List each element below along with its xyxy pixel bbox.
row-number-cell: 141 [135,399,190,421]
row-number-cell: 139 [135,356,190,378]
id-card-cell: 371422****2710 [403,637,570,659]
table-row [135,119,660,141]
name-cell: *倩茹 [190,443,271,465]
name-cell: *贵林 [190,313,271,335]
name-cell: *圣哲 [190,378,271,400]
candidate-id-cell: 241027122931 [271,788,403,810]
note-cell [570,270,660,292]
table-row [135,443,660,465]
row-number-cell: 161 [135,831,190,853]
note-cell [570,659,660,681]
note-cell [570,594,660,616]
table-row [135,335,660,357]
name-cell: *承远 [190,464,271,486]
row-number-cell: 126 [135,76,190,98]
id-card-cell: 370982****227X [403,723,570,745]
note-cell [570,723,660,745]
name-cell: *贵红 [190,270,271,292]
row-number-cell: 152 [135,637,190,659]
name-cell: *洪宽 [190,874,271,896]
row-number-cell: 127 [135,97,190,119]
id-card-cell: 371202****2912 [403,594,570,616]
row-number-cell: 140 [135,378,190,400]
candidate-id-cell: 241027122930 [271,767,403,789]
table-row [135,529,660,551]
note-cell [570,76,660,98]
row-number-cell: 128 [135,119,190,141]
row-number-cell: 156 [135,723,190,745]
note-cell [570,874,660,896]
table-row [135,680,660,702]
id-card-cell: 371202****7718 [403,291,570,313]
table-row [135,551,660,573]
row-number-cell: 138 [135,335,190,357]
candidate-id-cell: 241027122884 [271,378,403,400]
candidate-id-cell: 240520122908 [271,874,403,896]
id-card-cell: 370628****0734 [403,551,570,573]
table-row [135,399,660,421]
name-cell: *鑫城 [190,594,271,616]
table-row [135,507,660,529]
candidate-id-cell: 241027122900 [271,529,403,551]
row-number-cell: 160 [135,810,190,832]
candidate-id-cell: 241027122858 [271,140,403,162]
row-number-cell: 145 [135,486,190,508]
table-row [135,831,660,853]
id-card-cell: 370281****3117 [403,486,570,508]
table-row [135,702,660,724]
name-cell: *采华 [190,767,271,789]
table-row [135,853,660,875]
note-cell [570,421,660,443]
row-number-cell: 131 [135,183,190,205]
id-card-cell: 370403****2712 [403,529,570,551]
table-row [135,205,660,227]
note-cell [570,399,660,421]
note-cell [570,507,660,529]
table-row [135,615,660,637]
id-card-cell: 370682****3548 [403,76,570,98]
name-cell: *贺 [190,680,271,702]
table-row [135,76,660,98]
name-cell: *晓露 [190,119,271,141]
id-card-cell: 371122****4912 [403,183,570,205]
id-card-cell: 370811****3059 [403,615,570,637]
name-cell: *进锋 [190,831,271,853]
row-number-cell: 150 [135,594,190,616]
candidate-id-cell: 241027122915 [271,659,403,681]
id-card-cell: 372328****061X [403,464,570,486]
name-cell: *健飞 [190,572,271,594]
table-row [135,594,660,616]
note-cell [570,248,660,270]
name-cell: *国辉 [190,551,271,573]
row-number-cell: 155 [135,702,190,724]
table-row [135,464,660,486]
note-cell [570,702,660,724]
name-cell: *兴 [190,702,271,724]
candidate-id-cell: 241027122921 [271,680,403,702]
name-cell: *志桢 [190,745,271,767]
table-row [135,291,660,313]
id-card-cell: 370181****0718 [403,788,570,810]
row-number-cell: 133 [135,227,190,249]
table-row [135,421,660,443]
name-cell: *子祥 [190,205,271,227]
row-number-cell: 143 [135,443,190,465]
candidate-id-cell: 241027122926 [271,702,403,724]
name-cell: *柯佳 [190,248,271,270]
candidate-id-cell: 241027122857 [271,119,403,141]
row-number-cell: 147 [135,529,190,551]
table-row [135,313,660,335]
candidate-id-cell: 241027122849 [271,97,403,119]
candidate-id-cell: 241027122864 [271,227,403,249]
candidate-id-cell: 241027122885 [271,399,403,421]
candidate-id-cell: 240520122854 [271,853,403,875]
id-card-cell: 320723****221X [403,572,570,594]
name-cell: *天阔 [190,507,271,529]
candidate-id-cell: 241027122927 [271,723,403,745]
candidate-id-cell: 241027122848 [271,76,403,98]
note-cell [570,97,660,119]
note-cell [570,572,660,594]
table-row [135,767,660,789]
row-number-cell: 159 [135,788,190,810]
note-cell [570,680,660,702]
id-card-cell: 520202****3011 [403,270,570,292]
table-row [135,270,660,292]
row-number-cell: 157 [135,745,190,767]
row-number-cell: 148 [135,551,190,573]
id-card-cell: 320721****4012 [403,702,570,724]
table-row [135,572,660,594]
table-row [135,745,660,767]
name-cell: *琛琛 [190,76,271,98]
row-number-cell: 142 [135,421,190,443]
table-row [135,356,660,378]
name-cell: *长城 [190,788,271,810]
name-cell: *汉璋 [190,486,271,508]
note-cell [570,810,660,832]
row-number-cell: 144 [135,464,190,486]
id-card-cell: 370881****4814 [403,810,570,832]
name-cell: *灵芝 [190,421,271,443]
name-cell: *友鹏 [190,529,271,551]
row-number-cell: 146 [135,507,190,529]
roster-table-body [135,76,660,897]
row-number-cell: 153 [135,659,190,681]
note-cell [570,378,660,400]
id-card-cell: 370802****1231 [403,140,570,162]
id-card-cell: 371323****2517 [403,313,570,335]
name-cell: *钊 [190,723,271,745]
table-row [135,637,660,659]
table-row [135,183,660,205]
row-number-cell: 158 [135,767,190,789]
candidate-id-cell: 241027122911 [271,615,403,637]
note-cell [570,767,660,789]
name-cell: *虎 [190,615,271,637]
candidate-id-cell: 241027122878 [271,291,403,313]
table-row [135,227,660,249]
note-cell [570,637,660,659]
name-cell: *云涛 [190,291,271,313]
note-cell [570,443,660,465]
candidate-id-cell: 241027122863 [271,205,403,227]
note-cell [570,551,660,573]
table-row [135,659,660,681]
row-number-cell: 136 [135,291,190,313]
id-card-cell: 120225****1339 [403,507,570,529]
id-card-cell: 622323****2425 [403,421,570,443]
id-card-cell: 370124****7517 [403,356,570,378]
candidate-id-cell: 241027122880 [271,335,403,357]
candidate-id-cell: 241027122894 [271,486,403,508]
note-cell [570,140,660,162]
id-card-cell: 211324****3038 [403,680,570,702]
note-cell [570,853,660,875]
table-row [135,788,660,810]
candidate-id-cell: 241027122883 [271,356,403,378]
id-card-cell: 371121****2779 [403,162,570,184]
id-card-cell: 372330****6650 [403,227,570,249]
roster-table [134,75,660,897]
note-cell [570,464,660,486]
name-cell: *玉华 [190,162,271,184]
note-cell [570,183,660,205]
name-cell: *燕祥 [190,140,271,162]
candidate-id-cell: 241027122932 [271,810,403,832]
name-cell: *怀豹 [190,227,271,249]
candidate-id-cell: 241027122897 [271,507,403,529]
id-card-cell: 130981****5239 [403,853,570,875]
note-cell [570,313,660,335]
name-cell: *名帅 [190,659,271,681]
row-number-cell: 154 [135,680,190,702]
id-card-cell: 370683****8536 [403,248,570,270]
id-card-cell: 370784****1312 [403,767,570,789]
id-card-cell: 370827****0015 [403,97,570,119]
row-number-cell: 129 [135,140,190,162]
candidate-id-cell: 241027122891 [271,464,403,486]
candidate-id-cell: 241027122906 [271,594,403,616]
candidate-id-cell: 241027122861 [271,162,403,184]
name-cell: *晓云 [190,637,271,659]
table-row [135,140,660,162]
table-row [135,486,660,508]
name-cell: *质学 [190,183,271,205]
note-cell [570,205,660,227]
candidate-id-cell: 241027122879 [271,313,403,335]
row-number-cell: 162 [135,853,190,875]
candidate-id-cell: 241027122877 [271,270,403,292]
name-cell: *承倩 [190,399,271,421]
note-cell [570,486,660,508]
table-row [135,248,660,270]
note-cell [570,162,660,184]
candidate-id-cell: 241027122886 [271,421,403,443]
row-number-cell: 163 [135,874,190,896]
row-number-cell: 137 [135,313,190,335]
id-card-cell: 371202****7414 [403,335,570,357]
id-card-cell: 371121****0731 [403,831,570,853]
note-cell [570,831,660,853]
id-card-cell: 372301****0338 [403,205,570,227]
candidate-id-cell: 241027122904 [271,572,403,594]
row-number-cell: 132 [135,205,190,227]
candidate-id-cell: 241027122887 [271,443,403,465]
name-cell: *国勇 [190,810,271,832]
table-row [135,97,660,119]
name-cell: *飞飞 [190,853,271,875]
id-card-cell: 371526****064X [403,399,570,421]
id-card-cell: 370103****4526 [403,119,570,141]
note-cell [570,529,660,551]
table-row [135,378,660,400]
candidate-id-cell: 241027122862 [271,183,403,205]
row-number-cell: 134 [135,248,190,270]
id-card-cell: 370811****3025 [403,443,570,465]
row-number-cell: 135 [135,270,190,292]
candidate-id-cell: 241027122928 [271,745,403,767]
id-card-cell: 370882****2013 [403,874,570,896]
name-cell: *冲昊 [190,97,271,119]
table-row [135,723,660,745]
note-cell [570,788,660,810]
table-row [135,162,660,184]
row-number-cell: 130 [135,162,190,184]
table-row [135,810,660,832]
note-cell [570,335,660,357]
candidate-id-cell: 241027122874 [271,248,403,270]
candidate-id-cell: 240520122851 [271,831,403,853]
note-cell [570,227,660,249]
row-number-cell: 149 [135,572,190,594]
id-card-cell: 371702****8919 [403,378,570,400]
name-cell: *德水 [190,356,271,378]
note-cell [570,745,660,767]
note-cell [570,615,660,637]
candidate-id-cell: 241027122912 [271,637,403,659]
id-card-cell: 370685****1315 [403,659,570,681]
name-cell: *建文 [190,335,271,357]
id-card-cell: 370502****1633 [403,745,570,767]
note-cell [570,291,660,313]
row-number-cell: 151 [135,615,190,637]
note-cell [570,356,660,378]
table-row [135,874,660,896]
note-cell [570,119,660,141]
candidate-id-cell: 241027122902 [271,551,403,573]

****

**Aim of the task**:
Reproduce verbatim the stretch from the start of the records through the line that contains "table-row [135,335,660,357]", including both ends.

**Exercise solution**:
List each element below along with its xyxy pixel bbox.
row-number-cell: 141 [135,399,190,421]
row-number-cell: 139 [135,356,190,378]
id-card-cell: 371422****2710 [403,637,570,659]
table-row [135,119,660,141]
name-cell: *倩茹 [190,443,271,465]
name-cell: *贵林 [190,313,271,335]
name-cell: *圣哲 [190,378,271,400]
candidate-id-cell: 241027122931 [271,788,403,810]
note-cell [570,270,660,292]
table-row [135,443,660,465]
row-number-cell: 161 [135,831,190,853]
note-cell [570,659,660,681]
note-cell [570,594,660,616]
table-row [135,335,660,357]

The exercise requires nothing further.